● THE TASK
Select the lines below containing the word "name".

___

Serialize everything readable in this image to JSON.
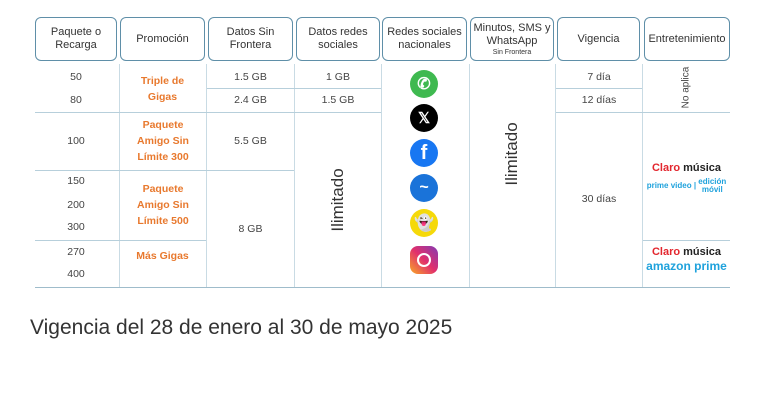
{
  "headers": {
    "paquete": "Paquete o Recarga",
    "promocion": "Promoción",
    "datos_sf": "Datos Sin Frontera",
    "datos_rs": "Datos redes sociales",
    "redes": "Redes sociales nacionales",
    "minutos": "Minutos, SMS y WhatsApp",
    "minutos_sub": "Sin Frontera",
    "vigencia": "Vigencia",
    "entretenimiento": "Entretenimiento"
  },
  "paquetes": [
    "50",
    "80",
    "100",
    "150",
    "200",
    "300",
    "270",
    "400"
  ],
  "promos": [
    "Triple de Gigas",
    "Paquete Amigo Sin Límite 300",
    "Paquete Amigo Sin Límite 500",
    "Más Gigas"
  ],
  "datos_sf": [
    "1.5 GB",
    "2.4 GB",
    "5.5 GB",
    "8 GB"
  ],
  "datos_rs": [
    "1 GB",
    "1.5 GB",
    "Ilimitado"
  ],
  "minutos": "Ilimitado",
  "vigencia": [
    "7 día",
    "12 días",
    "30 días"
  ],
  "entretenimiento": {
    "no_aplica": "No aplica",
    "claro": "Claro",
    "musica": "música",
    "prime_video": "prime video",
    "edicion": "edición móvil",
    "amazon_prime": "amazon prime"
  },
  "social_icons": [
    "whatsapp-icon",
    "x-icon",
    "facebook-icon",
    "messenger-icon",
    "snapchat-icon",
    "instagram-icon"
  ],
  "footer": "Vigencia del 28 de enero al 30 de mayo 2025"
}
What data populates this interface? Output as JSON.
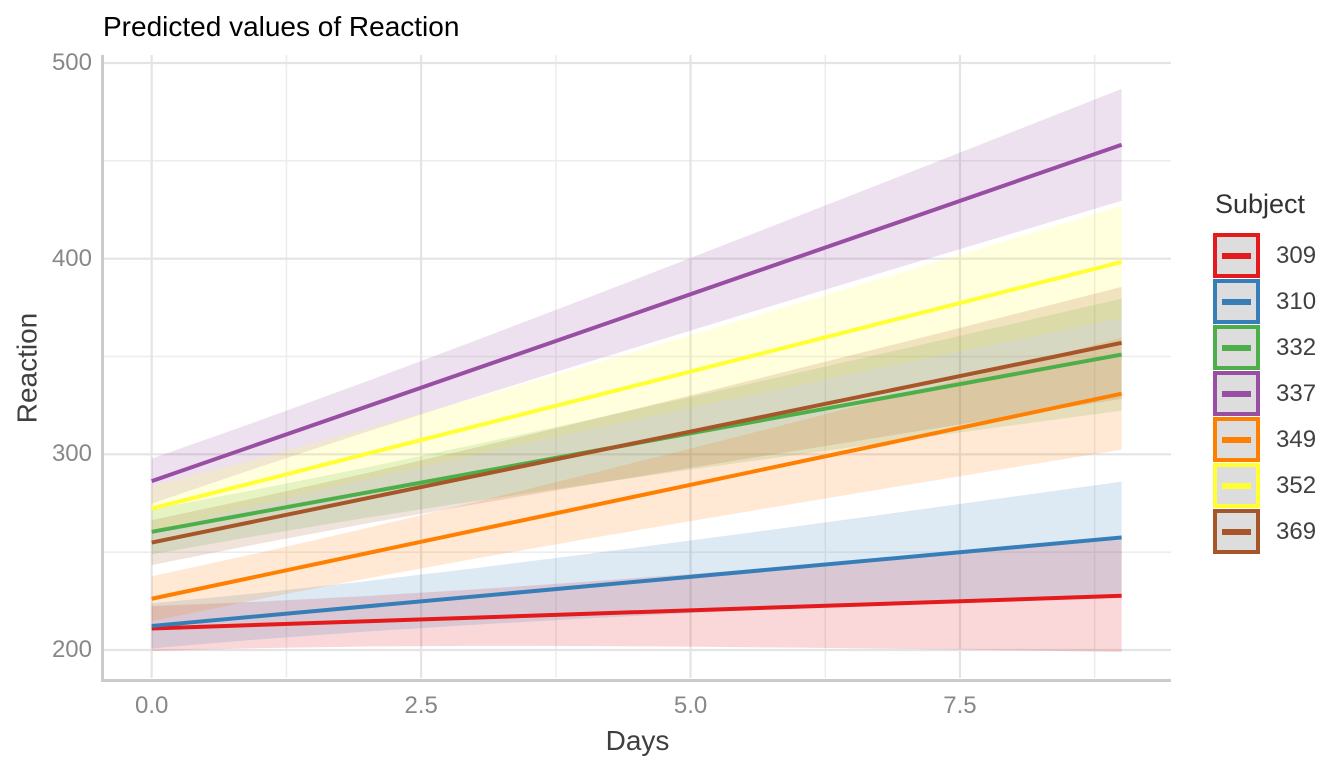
{
  "title": "Predicted values of Reaction",
  "chart_data": {
    "type": "line",
    "title": "Predicted values of Reaction",
    "xlabel": "Days",
    "ylabel": "Reaction",
    "legend_title": "Subject",
    "legend_position": "right",
    "grid": true,
    "background": "#ffffff",
    "grid_color_major": "#E4E4E4",
    "grid_color_minor": "#EDEDED",
    "axis_line_color": "#CBCBCB",
    "tick_label_color": "#888888",
    "axis_title_color": "#3f3f3f",
    "x_domain": [
      0,
      9
    ],
    "xlim": [
      -0.45,
      9.45
    ],
    "ylim": [
      185.7,
      504.1
    ],
    "x_ticks": {
      "values": [
        0,
        2.5,
        5,
        7.5
      ],
      "labels": [
        "0.0",
        "2.5",
        "5.0",
        "7.5"
      ]
    },
    "x_minor_ticks": [
      1.25,
      3.75,
      6.25,
      8.75
    ],
    "y_ticks": {
      "values": [
        200,
        300,
        400,
        500
      ],
      "labels": [
        "200",
        "300",
        "400",
        "500"
      ]
    },
    "y_minor_ticks": [
      250,
      350,
      450
    ],
    "ribbon": {
      "alpha": 0.17,
      "half_width_day0": 11.5,
      "half_width_day9": 28.6,
      "growth_coef": 2.91
    },
    "line_width": 4,
    "series": [
      {
        "name": "309",
        "color": "#E41A1C",
        "intercept": 211.0,
        "slope": 1.85,
        "y_day0": 211.0,
        "y_day9": 227.7
      },
      {
        "name": "310",
        "color": "#377EB8",
        "intercept": 212.3,
        "slope": 5.02,
        "y_day0": 212.3,
        "y_day9": 257.5
      },
      {
        "name": "332",
        "color": "#4DAF4A",
        "intercept": 260.4,
        "slope": 10.06,
        "y_day0": 260.4,
        "y_day9": 351.0
      },
      {
        "name": "337",
        "color": "#984EA3",
        "intercept": 286.3,
        "slope": 19.1,
        "y_day0": 286.3,
        "y_day9": 458.2
      },
      {
        "name": "349",
        "color": "#FF7F00",
        "intercept": 226.2,
        "slope": 11.64,
        "y_day0": 226.2,
        "y_day9": 331.0
      },
      {
        "name": "352",
        "color": "#FFFF33",
        "intercept": 272.3,
        "slope": 14.0,
        "y_day0": 272.3,
        "y_day9": 398.3
      },
      {
        "name": "369",
        "color": "#A65628",
        "intercept": 254.9,
        "slope": 11.34,
        "y_day0": 254.9,
        "y_day9": 357.0
      }
    ]
  }
}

___

● RESULT OF THIS EXERCISE
        "name": "309",
        "name": "310",
        "name": "332",
        "name": "337",
        "name": "349",
        "name": "352",
        "name": "369",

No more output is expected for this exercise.